**WHAT IS EXPECTED**
List all the lines in these records that hold "четвертом".

Data records

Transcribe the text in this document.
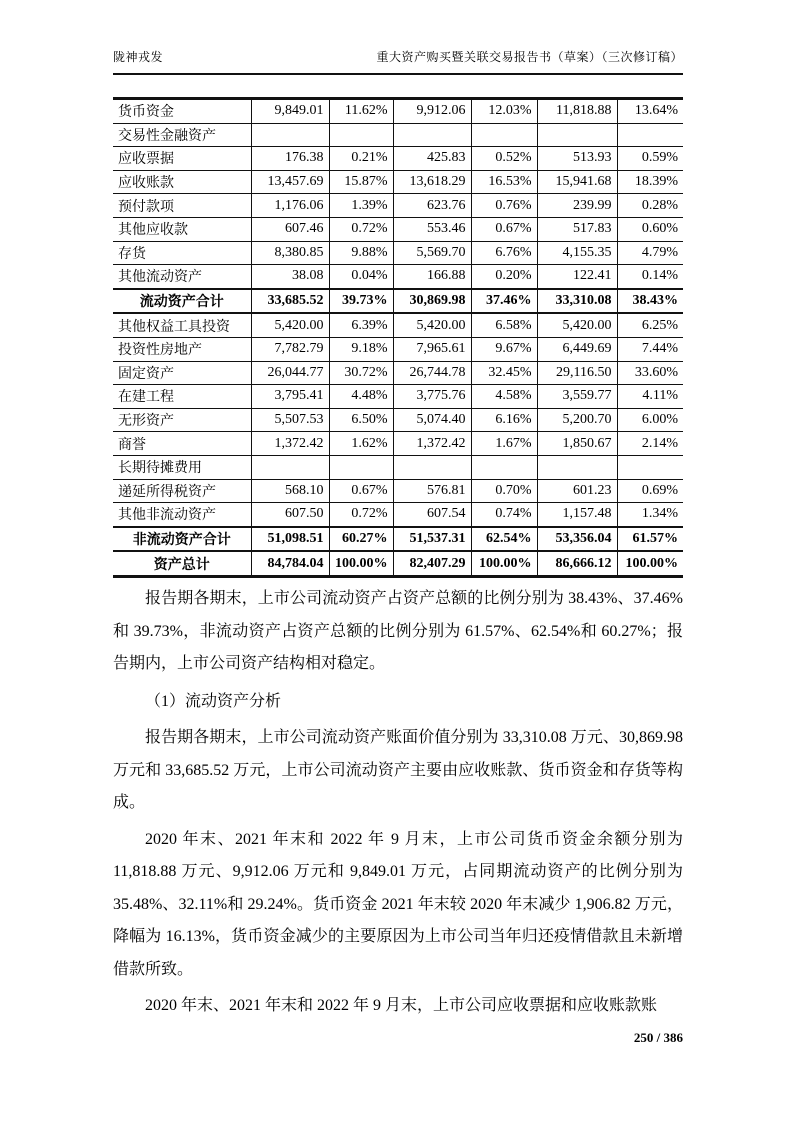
陇神戎发	重大资产购买暨关联交易报告书（草案）（三次修订稿）
货币资金	9,849.01	11.62%	9,912.06	12.03%	11,818.88	13.64%
交易性金融资产						
应收票据	176.38	0.21%	425.83	0.52%	513.93	0.59%
应收账款	13,457.69	15.87%	13,618.29	16.53%	15,941.68	18.39%
预付款项	1,176.06	1.39%	623.76	0.76%	239.99	0.28%
其他应收款	607.46	0.72%	553.46	0.67%	517.83	0.60%
存货	8,380.85	9.88%	5,569.70	6.76%	4,155.35	4.79%
其他流动资产	38.08	0.04%	166.88	0.20%	122.41	0.14%
流动资产合计	33,685.52	39.73%	30,869.98	37.46%	33,310.08	38.43%
其他权益工具投资	5,420.00	6.39%	5,420.00	6.58%	5,420.00	6.25%
投资性房地产	7,782.79	9.18%	7,965.61	9.67%	6,449.69	7.44%
固定资产	26,044.77	30.72%	26,744.78	32.45%	29,116.50	33.60%
在建工程	3,795.41	4.48%	3,775.76	4.58%	3,559.77	4.11%
无形资产	5,507.53	6.50%	5,074.40	6.16%	5,200.70	6.00%
商誉	1,372.42	1.62%	1,372.42	1.67%	1,850.67	2.14%
长期待摊费用						
递延所得税资产	568.10	0.67%	576.81	0.70%	601.23	0.69%
其他非流动资产	607.50	0.72%	607.54	0.74%	1,157.48	1.34%
非流动资产合计	51,098.51	60.27%	51,537.31	62.54%	53,356.04	61.57%
资产总计	84,784.04	100.00%	82,407.29	100.00%	86,666.12	100.00%

报告期各期末，上市公司流动资产占资产总额的比例分别为 38.43%、37.46%和 39.73%，非流动资产占资产总额的比例分别为 61.57%、62.54%和 60.27%；报告期内，上市公司资产结构相对稳定。

（1）流动资产分析

报告期各期末，上市公司流动资产账面价值分别为 33,310.08 万元、30,869.98 万元和 33,685.52 万元，上市公司流动资产主要由应收账款、货币资金和存货等构成。

2020 年末、2021 年末和 2022 年 9 月末，上市公司货币资金余额分别为 11,818.88 万元、9,912.06 万元和 9,849.01 万元，占同期流动资产的比例分别为 35.48%、32.11%和 29.24%。货币资金 2021 年末较 2020 年末减少 1,906.82 万元，降幅为 16.13%，货币资金减少的主要原因为上市公司当年归还疫情借款且未新增借款所致。

2020 年末、2021 年末和 2022 年 9 月末，上市公司应收票据和应收账款账

250 / 386
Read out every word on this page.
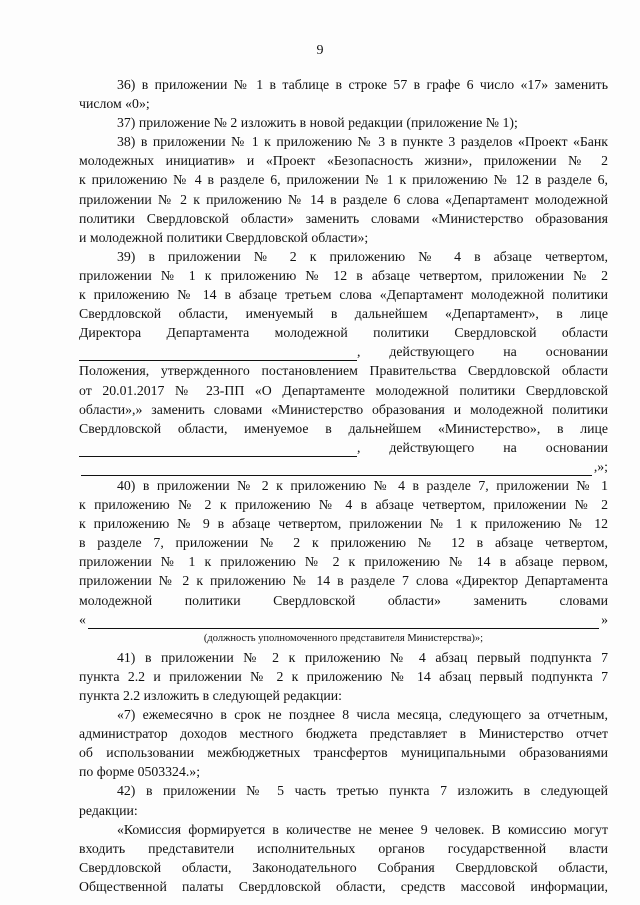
9
36) в приложении № 1 в таблице в строке 57 в графе 6 число «17» заменить
числом «0»;
37) приложение № 2 изложить в новой редакции (приложение № 1);
38) в приложении № 1 к приложению № 3 в пункте 3 разделов «Проект «Банк
молодежных инициатив» и «Проект «Безопасность жизни», приложении № 2
к приложению № 4 в разделе 6, приложении № 1 к приложению № 12 в разделе 6,
приложении № 2 к приложению № 14 в разделе 6 слова «Департамент молодежной
политики Свердловской области» заменить словами «Министерство образования
и молодежной политики Свердловской области»;
39) в приложении № 2 к приложению № 4 в абзаце четвертом,
приложении № 1 к приложению № 12 в абзаце четвертом, приложении № 2
к приложению № 14 в абзаце третьем слова «Департамент молодежной политики
Свердловской области, именуемый в дальнейшем «Департамент», в лице
Директора Департамента молодежной политики Свердловской области
, действующего на основании
Положения, утвержденного постановлением Правительства Свердловской области
от 20.01.2017 № 23-ПП «О Департаменте молодежной политики Свердловской
области»,» заменить словами «Министерство образования и молодежной политики
Свердловской области, именуемое в дальнейшем «Министерство», в лице
, действующего на основании
,»;
40) в приложении № 2 к приложению № 4 в разделе 7, приложении № 1
к приложению № 2 к приложению № 4 в абзаце четвертом, приложении № 2
к приложению № 9 в абзаце четвертом, приложении № 1 к приложению № 12
в разделе 7, приложении № 2 к приложению № 12 в абзаце четвертом,
приложении № 1 к приложению № 2 к приложению № 14 в абзаце первом,
приложении № 2 к приложению № 14 в разделе 7 слова «Директор Департамента
молодежной политики Свердловской области» заменить словами
«	»
(должность уполномоченного представителя Министерства)»;
41) в приложении № 2 к приложению № 4 абзац первый подпункта 7
пункта 2.2 и приложении № 2 к приложению № 14 абзац первый подпункта 7
пункта 2.2 изложить в следующей редакции:
«7) ежемесячно в срок не позднее 8 числа месяца, следующего за отчетным,
администратор доходов местного бюджета представляет в Министерство отчет
об использовании межбюджетных трансфертов муниципальными образованиями
по форме 0503324.»;
42) в приложении № 5 часть третью пункта 7 изложить в следующей
редакции:
«Комиссия формируется в количестве не менее 9 человек. В комиссию могут
входить представители исполнительных органов государственной власти
Свердловской области, Законодательного Собрания Свердловской области,
Общественной палаты Свердловской области, средств массовой информации,
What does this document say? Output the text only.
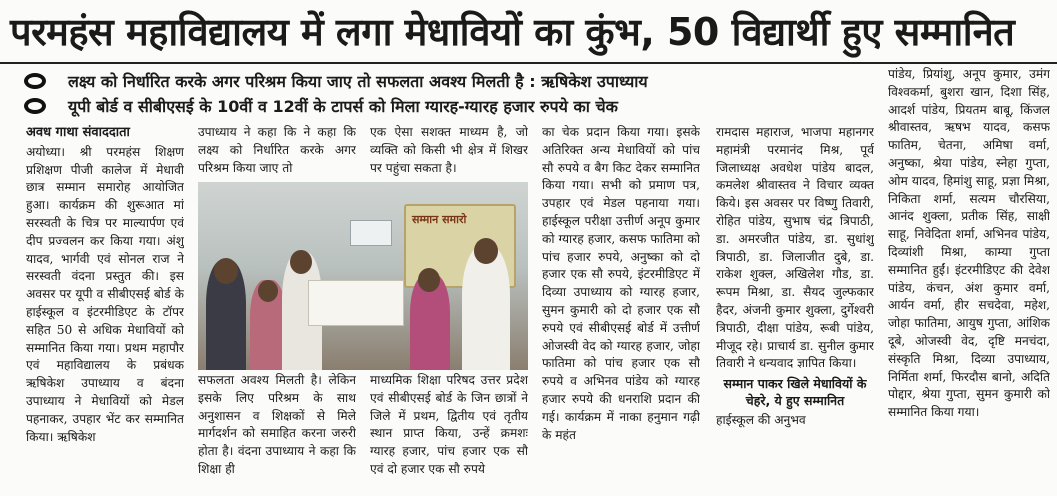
परमहंस महाविद्यालय में लगा मेधावियों का कुंभ, 50 विद्यार्थी हुए सम्मानित
लक्ष्य को निर्धारित करके अगर परिश्रम किया जाए तो सफलता अवश्य मिलती है : ऋषिकेश उपाध्याय
यूपी बोर्ड व सीबीएसई के 10वीं व 12वीं के टापर्स को मिला ग्यारह-ग्यारह हजार रुपये का चेक
अवध गाथा संवाददाता

अयोध्या। श्री परमहंस शिक्षण प्रशिक्षण पीजी कालेज में मेधावी छात्र सम्मान समारोह आयोजित हुआ। कार्यक्रम की शुरूआत मां सरस्वती के चित्र पर माल्यार्पण एवं दीप प्रज्वलन कर किया गया। अंशु यादव, भार्गवी एवं सोनल राज ने सरस्वती वंदना प्रस्तुत की। इस अवसर पर यूपी व सीबीएसई बोर्ड के हाईस्कूल व इंटरमीडिएट के टॉपर सहित 50 से अधिक मेधावियों को सम्मानित किया गया। प्रथम महापौर एवं महाविद्यालय के प्रबंधक ऋषिकेश उपाध्याय व बंदना उपाध्याय ने मेधावियों को मेडल पहनाकर, उपहार भेंट कर सम्मानित किया। ऋषिकेश

उपाध्याय ने कहा कि ने कहा कि लक्ष्य को निर्धारित करके अगर परिश्रम किया जाए तो

एक ऐसा सशक्त माध्यम है, जो व्यक्ति को किसी भी क्षेत्र में शिखर पर पहुंचा सकता है।

सम्मान समारो

सफलता अवश्य मिलती है। लेकिन इसके लिए परिश्रम के साथ अनुशासन व शिक्षकों से मिले मार्गदर्शन को समाहित करना जरुरी होता है। वंदना उपाध्याय ने कहा कि शिक्षा ही

माध्यमिक शिक्षा परिषद उत्तर प्रदेश एवं सीबीएसई बोर्ड के जिन छात्रों ने जिले में प्रथम, द्वितीय एवं तृतीय स्थान प्राप्त किया, उन्हें क्रमशः ग्यारह हजार, पांच हजार एक सौ एवं दो हजार एक सौ रुपये

का चेक प्रदान किया गया। इसके अतिरिक्त अन्य मेधावियों को पांच सौ रुपये व बैग किट देकर सम्मानित किया गया। सभी को प्रमाण पत्र, उपहार एवं मेडल पहनाया गया। हाईस्कूल परीक्षा उत्तीर्ण अनूप कुमार को ग्यारह हजार, कसफ फातिमा को पांच हजार रुपये, अनुष्का को दो हजार एक सौ रुपये, इंटरमीडिएट में दिव्या उपाध्याय को ग्यारह हजार, सुमन कुमारी को दो हजार एक सौ रुपये एवं सीबीएसई बोर्ड में उत्तीर्ण ओजस्वी वेद को ग्यारह हजार, जोहा फातिमा को पांच हजार एक सौ रुपये व अभिनव पांडेय को ग्यारह हजार रुपये की धनराशि प्रदान की गई। कार्यक्रम में नाका हनुमान गढ़ी के महंत

रामदास महाराज, भाजपा महानगर महामंत्री परमानंद मिश्र, पूर्व जिलाध्यक्ष अवधेश पांडेय बादल, कमलेश श्रीवास्तव ने विचार व्यक्त किये। इस अवसर पर विष्णु तिवारी, रोहित पांडेय, सुभाष चंद्र त्रिपाठी, डा. अमरजीत पांडेय, डा. सुधांशु त्रिपाठी, डा. जिलाजीत दुबे, डा. राकेश शुक्ल, अखिलेश गौड, डा. रूपम मिश्रा, डा. सैयद जुल्फकार हैदर, अंजनी कुमार शुक्ला, दुर्गेश्वरी त्रिपाठी, दीक्षा पांडेय, रूबी पांडेय, मीजूद रहे। प्राचार्य डा. सुनील कुमार तिवारी ने धन्यवाद ज्ञापित किया।

सम्मान पाकर खिले मेधावियों के चेहरे, ये हुए सम्मानित

हाईस्कूल की अनुभव

पांडेय, प्रियांशु, अनूप कुमार, उमंग विश्वकर्मा, बुशरा खान, दिशा सिंह, आदर्श पांडेय, प्रियतम बाबू, किंजल श्रीवास्तव, ऋषभ यादव, कसफ फातिम, चेतना, अमिषा वर्मा, अनुष्का, श्रेया पांडेय, स्नेहा गुप्ता, ओम यादव, हिमांशु साहू, प्रज्ञा मिश्रा, निकिता शर्मा, सत्यम चौरसिया, आनंद शुक्ला, प्रतीक सिंह, साक्षी साहू, निवेदिता शर्मा, अभिनव पांडेय, दिव्यांशी मिश्रा, काम्या गुप्ता सम्मानित हुईं। इंटरमीडिएट की देवेश पांडेय, कंचन, अंश कुमार वर्मा, आर्यन वर्मा, हीर सचदेवा, महेश, जोहा फातिमा, आयुष गुप्ता, आंशिक दूबे, ओजस्वी वेद, दृष्टि मनचंदा, संस्कृति मिश्रा, दिव्या उपाध्याय, निर्मिता शर्मा, फिरदौस बानो, अदिति पोद्दार, श्रेया गुप्ता, सुमन कुमारी को सम्मानित किया गया।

**EXPECTED ANSWER**
39) в приложении № 2 к приложению № 4 в абзаце четвертом,
приложении № 1 к приложению № 12 в абзаце четвертом, приложении № 2
к приложению № 2 к приложению № 4 в абзаце четвертом, приложении № 2
к приложению № 9 в абзаце четвертом, приложении № 1 к приложению № 12
в разделе 7, приложении № 2 к приложению № 12 в абзаце четвертом,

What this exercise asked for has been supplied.